● TASK TO COMPLETE
Reproduce each line bearing the word "name".

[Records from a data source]

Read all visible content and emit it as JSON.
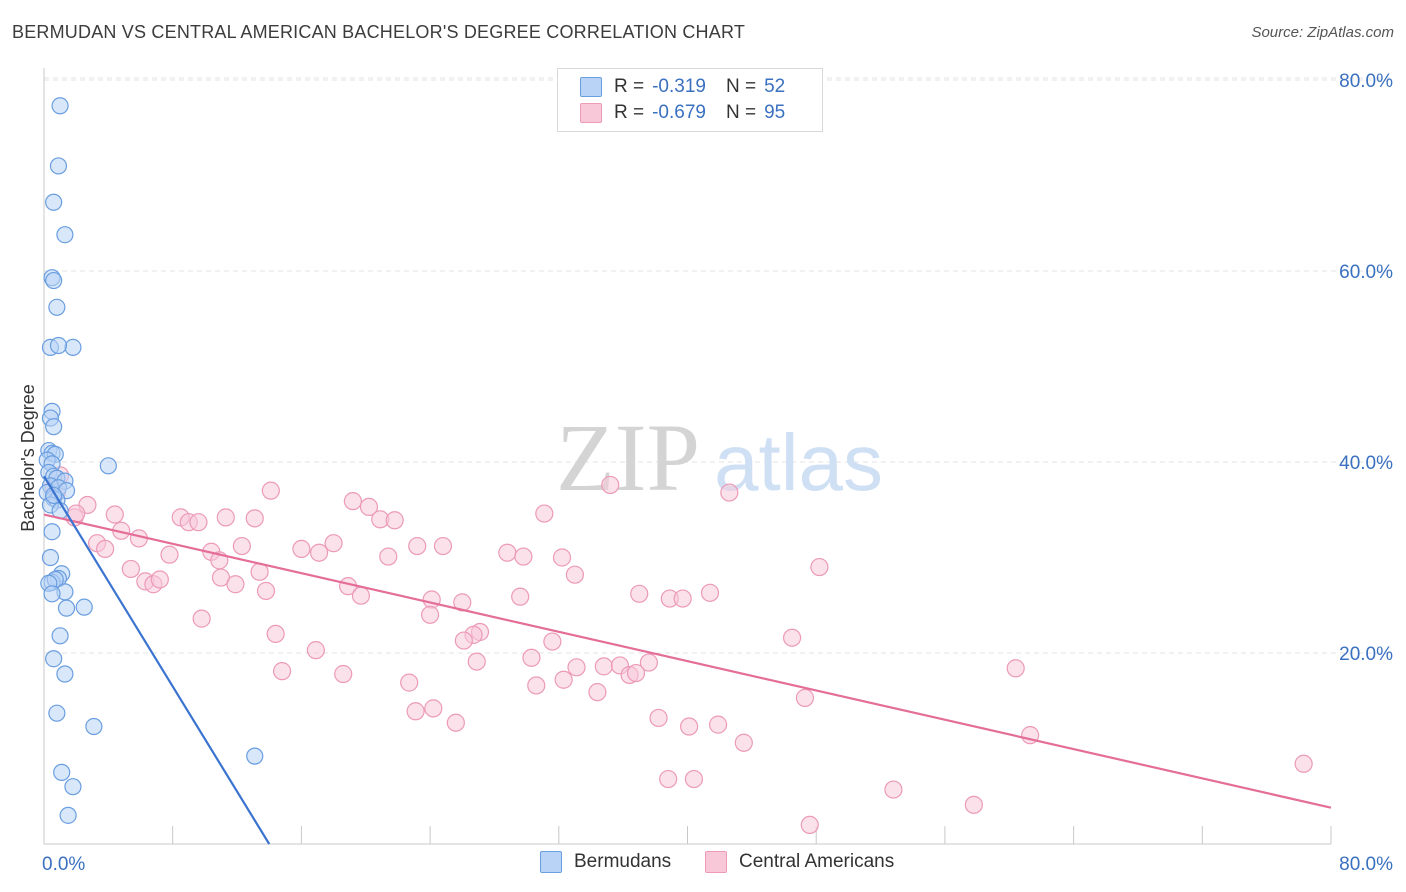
{
  "header": {
    "title": "BERMUDAN VS CENTRAL AMERICAN BACHELOR'S DEGREE CORRELATION CHART",
    "source": "Source: ZipAtlas.com"
  },
  "legend": {
    "rows": [
      {
        "r_label": "R =",
        "r_value": "-0.319",
        "n_label": "N =",
        "n_value": "52"
      },
      {
        "r_label": "R =",
        "r_value": "-0.679",
        "n_label": "N =",
        "n_value": "95"
      }
    ],
    "bottom": [
      "Bermudans",
      "Central Americans"
    ]
  },
  "watermark": {
    "zip": "ZIP",
    "atlas": "atlas"
  },
  "colors": {
    "blue_fill": "#b8d3f5",
    "blue_stroke": "#6a9ee0",
    "blue_line": "#3a74d0",
    "pink_fill": "#f8c8d8",
    "pink_stroke": "#ec9ab7",
    "pink_line": "#e46e98",
    "tick_label": "#3a70c0",
    "grid": "#e3e3e3"
  },
  "chart_data": {
    "type": "scatter",
    "title": "BERMUDAN VS CENTRAL AMERICAN BACHELOR'S DEGREE CORRELATION CHART",
    "xlabel": "",
    "ylabel": "Bachelor's Degree",
    "xlim": [
      0,
      80
    ],
    "ylim": [
      0,
      82
    ],
    "x_tick_labels": [
      "0.0%",
      "80.0%"
    ],
    "y_ticks": [
      20,
      40,
      60,
      80
    ],
    "y_tick_labels": [
      "20.0%",
      "40.0%",
      "60.0%",
      "80.0%"
    ],
    "grid": true,
    "legend_position": "top-center",
    "series": [
      {
        "name": "Bermudans",
        "r": -0.319,
        "n": 52,
        "trend": {
          "x": [
            0.0,
            14.0
          ],
          "y": [
            38.5,
            0.0
          ]
        },
        "points": [
          [
            1.0,
            77.3
          ],
          [
            0.9,
            71.0
          ],
          [
            0.6,
            67.2
          ],
          [
            1.3,
            63.8
          ],
          [
            0.5,
            59.3
          ],
          [
            0.6,
            59.0
          ],
          [
            0.8,
            56.2
          ],
          [
            0.4,
            52.0
          ],
          [
            1.8,
            52.0
          ],
          [
            0.9,
            52.2
          ],
          [
            0.5,
            45.3
          ],
          [
            0.4,
            44.6
          ],
          [
            0.6,
            43.7
          ],
          [
            0.3,
            41.2
          ],
          [
            0.5,
            40.9
          ],
          [
            0.7,
            40.8
          ],
          [
            0.2,
            40.2
          ],
          [
            0.5,
            39.8
          ],
          [
            4.0,
            39.6
          ],
          [
            0.3,
            38.9
          ],
          [
            0.6,
            38.5
          ],
          [
            0.8,
            38.3
          ],
          [
            1.3,
            38.0
          ],
          [
            0.4,
            37.5
          ],
          [
            0.9,
            37.3
          ],
          [
            1.4,
            37.0
          ],
          [
            0.2,
            36.8
          ],
          [
            0.6,
            36.2
          ],
          [
            0.8,
            36.0
          ],
          [
            0.4,
            35.5
          ],
          [
            0.5,
            32.7
          ],
          [
            0.4,
            30.0
          ],
          [
            1.1,
            28.3
          ],
          [
            0.9,
            27.8
          ],
          [
            0.5,
            27.4
          ],
          [
            0.7,
            27.7
          ],
          [
            0.3,
            27.3
          ],
          [
            1.3,
            26.4
          ],
          [
            0.5,
            26.2
          ],
          [
            2.5,
            24.8
          ],
          [
            1.4,
            24.7
          ],
          [
            1.0,
            21.8
          ],
          [
            0.6,
            19.4
          ],
          [
            1.3,
            17.8
          ],
          [
            0.8,
            13.7
          ],
          [
            3.1,
            12.3
          ],
          [
            13.1,
            9.2
          ],
          [
            1.1,
            7.5
          ],
          [
            1.8,
            6.0
          ],
          [
            1.5,
            3.0
          ],
          [
            0.6,
            36.5
          ],
          [
            1.0,
            34.9
          ]
        ]
      },
      {
        "name": "Central Americans",
        "r": -0.679,
        "n": 95,
        "trend": {
          "x": [
            0.0,
            80.0
          ],
          "y": [
            34.5,
            3.8
          ]
        },
        "points": [
          [
            1.0,
            38.6
          ],
          [
            0.6,
            37.3
          ],
          [
            2.7,
            35.5
          ],
          [
            4.4,
            34.5
          ],
          [
            1.9,
            34.2
          ],
          [
            8.5,
            34.2
          ],
          [
            11.3,
            34.2
          ],
          [
            9.0,
            33.7
          ],
          [
            9.6,
            33.7
          ],
          [
            4.8,
            32.8
          ],
          [
            5.9,
            32.0
          ],
          [
            3.3,
            31.5
          ],
          [
            3.8,
            30.9
          ],
          [
            12.3,
            31.2
          ],
          [
            16.0,
            30.9
          ],
          [
            17.1,
            30.5
          ],
          [
            18.0,
            31.5
          ],
          [
            10.4,
            30.6
          ],
          [
            7.8,
            30.3
          ],
          [
            10.9,
            29.7
          ],
          [
            14.1,
            37.0
          ],
          [
            19.2,
            35.9
          ],
          [
            20.2,
            35.3
          ],
          [
            20.9,
            34.0
          ],
          [
            21.8,
            33.9
          ],
          [
            31.1,
            34.6
          ],
          [
            35.2,
            37.6
          ],
          [
            42.6,
            36.8
          ],
          [
            21.4,
            30.1
          ],
          [
            23.2,
            31.2
          ],
          [
            24.8,
            31.2
          ],
          [
            28.8,
            30.5
          ],
          [
            29.8,
            30.1
          ],
          [
            32.2,
            30.0
          ],
          [
            5.4,
            28.8
          ],
          [
            6.3,
            27.5
          ],
          [
            6.8,
            27.2
          ],
          [
            7.2,
            27.7
          ],
          [
            11.0,
            27.9
          ],
          [
            11.9,
            27.2
          ],
          [
            13.4,
            28.5
          ],
          [
            13.8,
            26.5
          ],
          [
            18.9,
            27.0
          ],
          [
            19.7,
            26.0
          ],
          [
            24.1,
            25.6
          ],
          [
            26.0,
            25.3
          ],
          [
            29.6,
            25.9
          ],
          [
            33.0,
            28.2
          ],
          [
            37.0,
            26.2
          ],
          [
            38.9,
            25.7
          ],
          [
            39.7,
            25.7
          ],
          [
            41.4,
            26.3
          ],
          [
            48.2,
            29.0
          ],
          [
            9.8,
            23.6
          ],
          [
            14.4,
            22.0
          ],
          [
            16.9,
            20.3
          ],
          [
            24.0,
            24.0
          ],
          [
            27.1,
            22.2
          ],
          [
            26.7,
            21.9
          ],
          [
            26.1,
            21.3
          ],
          [
            31.6,
            21.2
          ],
          [
            46.5,
            21.6
          ],
          [
            14.8,
            18.1
          ],
          [
            18.6,
            17.8
          ],
          [
            22.7,
            16.9
          ],
          [
            26.9,
            19.1
          ],
          [
            30.3,
            19.5
          ],
          [
            30.6,
            16.6
          ],
          [
            32.3,
            17.2
          ],
          [
            33.1,
            18.5
          ],
          [
            34.4,
            15.9
          ],
          [
            34.8,
            18.6
          ],
          [
            35.8,
            18.7
          ],
          [
            36.4,
            17.7
          ],
          [
            36.8,
            17.9
          ],
          [
            37.6,
            19.0
          ],
          [
            47.3,
            15.3
          ],
          [
            60.4,
            18.4
          ],
          [
            23.1,
            13.9
          ],
          [
            24.2,
            14.2
          ],
          [
            25.6,
            12.7
          ],
          [
            38.2,
            13.2
          ],
          [
            40.1,
            12.3
          ],
          [
            41.9,
            12.5
          ],
          [
            43.5,
            10.6
          ],
          [
            61.3,
            11.4
          ],
          [
            38.8,
            6.8
          ],
          [
            40.4,
            6.8
          ],
          [
            52.8,
            5.7
          ],
          [
            57.8,
            4.1
          ],
          [
            78.3,
            8.4
          ],
          [
            47.6,
            2.0
          ],
          [
            13.1,
            34.1
          ],
          [
            2.0,
            34.6
          ],
          [
            0.8,
            36.8
          ]
        ]
      }
    ]
  }
}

● CORRECT ANSWER
        "name": "Bermudans",
        "name": "Central Americans",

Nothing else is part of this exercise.